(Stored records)
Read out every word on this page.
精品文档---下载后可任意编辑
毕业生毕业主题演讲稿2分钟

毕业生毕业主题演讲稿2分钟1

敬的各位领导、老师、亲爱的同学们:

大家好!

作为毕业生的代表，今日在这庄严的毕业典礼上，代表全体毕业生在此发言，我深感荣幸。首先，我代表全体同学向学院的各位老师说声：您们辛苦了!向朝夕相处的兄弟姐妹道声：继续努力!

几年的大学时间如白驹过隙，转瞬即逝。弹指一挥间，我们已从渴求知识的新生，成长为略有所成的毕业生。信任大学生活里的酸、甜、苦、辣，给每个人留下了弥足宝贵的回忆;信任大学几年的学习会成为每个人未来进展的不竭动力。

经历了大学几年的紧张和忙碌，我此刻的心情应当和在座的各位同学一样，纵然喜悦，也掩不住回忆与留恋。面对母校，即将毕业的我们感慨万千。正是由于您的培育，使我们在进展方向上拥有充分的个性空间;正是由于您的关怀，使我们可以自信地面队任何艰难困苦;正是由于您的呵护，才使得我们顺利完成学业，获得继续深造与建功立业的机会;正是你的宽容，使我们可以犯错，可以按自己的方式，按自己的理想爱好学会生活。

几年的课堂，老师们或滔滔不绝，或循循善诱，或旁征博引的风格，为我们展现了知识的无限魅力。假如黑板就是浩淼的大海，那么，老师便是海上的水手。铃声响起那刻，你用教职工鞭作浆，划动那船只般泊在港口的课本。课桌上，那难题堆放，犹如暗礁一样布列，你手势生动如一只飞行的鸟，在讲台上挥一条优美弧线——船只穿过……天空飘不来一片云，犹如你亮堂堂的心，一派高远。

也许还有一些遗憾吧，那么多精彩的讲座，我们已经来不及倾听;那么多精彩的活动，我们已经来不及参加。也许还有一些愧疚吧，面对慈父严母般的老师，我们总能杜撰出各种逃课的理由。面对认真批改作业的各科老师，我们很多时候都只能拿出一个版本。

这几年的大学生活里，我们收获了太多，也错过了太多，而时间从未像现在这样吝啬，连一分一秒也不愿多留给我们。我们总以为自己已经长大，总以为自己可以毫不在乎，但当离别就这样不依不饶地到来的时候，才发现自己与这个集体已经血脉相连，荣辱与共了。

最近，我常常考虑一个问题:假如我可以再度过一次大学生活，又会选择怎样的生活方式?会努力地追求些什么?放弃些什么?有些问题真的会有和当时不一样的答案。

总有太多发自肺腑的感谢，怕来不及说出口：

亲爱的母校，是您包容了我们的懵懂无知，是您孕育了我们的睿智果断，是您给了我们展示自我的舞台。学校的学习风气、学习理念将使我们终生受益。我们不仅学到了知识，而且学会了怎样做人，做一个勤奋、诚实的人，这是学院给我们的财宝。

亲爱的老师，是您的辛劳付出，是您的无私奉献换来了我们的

TASK STATEMENT: Transcribe the data. Leave every line exactly as it is.

WRITTEN ANSWER:
Read out every word on this page.
精品文档---下载后可任意编辑
毕业生毕业主题演讲稿2分钟

毕业生毕业主题演讲稿2分钟1

敬的各位领导、老师、亲爱的同学们:

大家好!

作为毕业生的代表，今日在这庄严的毕业典礼上，代表全体毕业生在此发言，我深感荣幸。首先，我代表全体同学向学院的各位老师说声：您们辛苦了!向朝夕相处的兄弟姐妹道声：继续努力!

几年的大学时间如白驹过隙，转瞬即逝。弹指一挥间，我们已从渴求知识的新生，成长为略有所成的毕业生。信任大学生活里的酸、甜、苦、辣，给每个人留下了弥足宝贵的回忆;信任大学几年的学习会成为每个人未来进展的不竭动力。

经历了大学几年的紧张和忙碌，我此刻的心情应当和在座的各位同学一样，纵然喜悦，也掩不住回忆与留恋。面对母校，即将毕业的我们感慨万千。正是由于您的培育，使我们在进展方向上拥有充分的个性空间;正是由于您的关怀，使我们可以自信地面队任何艰难困苦;正是由于您的呵护，才使得我们顺利完成学业，获得继续深造与建功立业的机会;正是你的宽容，使我们可以犯错，可以按自己的方式，按自己的理想爱好学会生活。

几年的课堂，老师们或滔滔不绝，或循循善诱，或旁征博引的风格，为我们展现了知识的无限魅力。假如黑板就是浩淼的大海，那么，老师便是海上的水手。铃声响起那刻，你用教职工鞭作浆，划动那船只般泊在港口的课本。课桌上，那难题堆放，犹如暗礁一样布列，你手势生动如一只飞行的鸟，在讲台上挥一条优美弧线——船只穿过……天空飘不来一片云，犹如你亮堂堂的心，一派高远。

也许还有一些遗憾吧，那么多精彩的讲座，我们已经来不及倾听;那么多精彩的活动，我们已经来不及参加。也许还有一些愧疚吧，面对慈父严母般的老师，我们总能杜撰出各种逃课的理由。面对认真批改作业的各科老师，我们很多时候都只能拿出一个版本。

这几年的大学生活里，我们收获了太多，也错过了太多，而时间从未像现在这样吝啬，连一分一秒也不愿多留给我们。我们总以为自己已经长大，总以为自己可以毫不在乎，但当离别就这样不依不饶地到来的时候，才发现自己与这个集体已经血脉相连，荣辱与共了。

最近，我常常考虑一个问题:假如我可以再度过一次大学生活，又会选择怎样的生活方式?会努力地追求些什么?放弃些什么?有些问题真的会有和当时不一样的答案。

总有太多发自肺腑的感谢，怕来不及说出口：

亲爱的母校，是您包容了我们的懵懂无知，是您孕育了我们的睿智果断，是您给了我们展示自我的舞台。学校的学习风气、学习理念将使我们终生受益。我们不仅学到了知识，而且学会了怎样做人，做一个勤奋、诚实的人，这是学院给我们的财宝。

亲爱的老师，是您的辛劳付出，是您的无私奉献换来了我们的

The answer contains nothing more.